Extracts from a graphics dataset
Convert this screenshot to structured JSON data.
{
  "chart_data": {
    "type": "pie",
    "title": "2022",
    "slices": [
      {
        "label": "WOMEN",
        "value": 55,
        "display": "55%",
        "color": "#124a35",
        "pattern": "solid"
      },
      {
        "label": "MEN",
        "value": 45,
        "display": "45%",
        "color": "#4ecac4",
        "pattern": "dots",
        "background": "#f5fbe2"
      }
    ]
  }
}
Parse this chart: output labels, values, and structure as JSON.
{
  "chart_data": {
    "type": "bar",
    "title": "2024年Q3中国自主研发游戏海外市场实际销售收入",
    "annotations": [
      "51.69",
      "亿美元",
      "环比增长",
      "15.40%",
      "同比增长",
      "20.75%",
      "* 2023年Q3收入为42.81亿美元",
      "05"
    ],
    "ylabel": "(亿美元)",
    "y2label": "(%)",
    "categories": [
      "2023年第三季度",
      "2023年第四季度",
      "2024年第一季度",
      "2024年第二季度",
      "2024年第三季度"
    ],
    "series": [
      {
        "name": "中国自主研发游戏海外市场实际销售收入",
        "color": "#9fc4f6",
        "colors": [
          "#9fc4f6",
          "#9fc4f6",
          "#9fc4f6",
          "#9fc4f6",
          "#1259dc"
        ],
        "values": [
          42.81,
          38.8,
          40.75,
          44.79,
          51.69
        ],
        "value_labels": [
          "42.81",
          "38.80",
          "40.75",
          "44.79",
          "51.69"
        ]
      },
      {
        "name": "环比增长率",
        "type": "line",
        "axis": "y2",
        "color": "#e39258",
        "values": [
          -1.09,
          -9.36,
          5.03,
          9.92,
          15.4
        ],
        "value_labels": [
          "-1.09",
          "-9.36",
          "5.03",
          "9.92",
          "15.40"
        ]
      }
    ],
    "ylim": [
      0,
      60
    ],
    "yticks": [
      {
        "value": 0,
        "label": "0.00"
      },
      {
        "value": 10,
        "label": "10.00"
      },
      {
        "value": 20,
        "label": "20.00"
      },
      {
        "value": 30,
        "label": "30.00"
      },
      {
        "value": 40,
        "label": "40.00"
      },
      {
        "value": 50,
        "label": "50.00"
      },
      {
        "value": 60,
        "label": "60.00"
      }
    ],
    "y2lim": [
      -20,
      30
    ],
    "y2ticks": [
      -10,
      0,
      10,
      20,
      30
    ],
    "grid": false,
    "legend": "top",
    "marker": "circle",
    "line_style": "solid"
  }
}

### Set task
Return from the data every line that holds "name".

### Correct result
        "name": "中国自主研发游戏海外市场实际销售收入",
        "name": "环比增长率",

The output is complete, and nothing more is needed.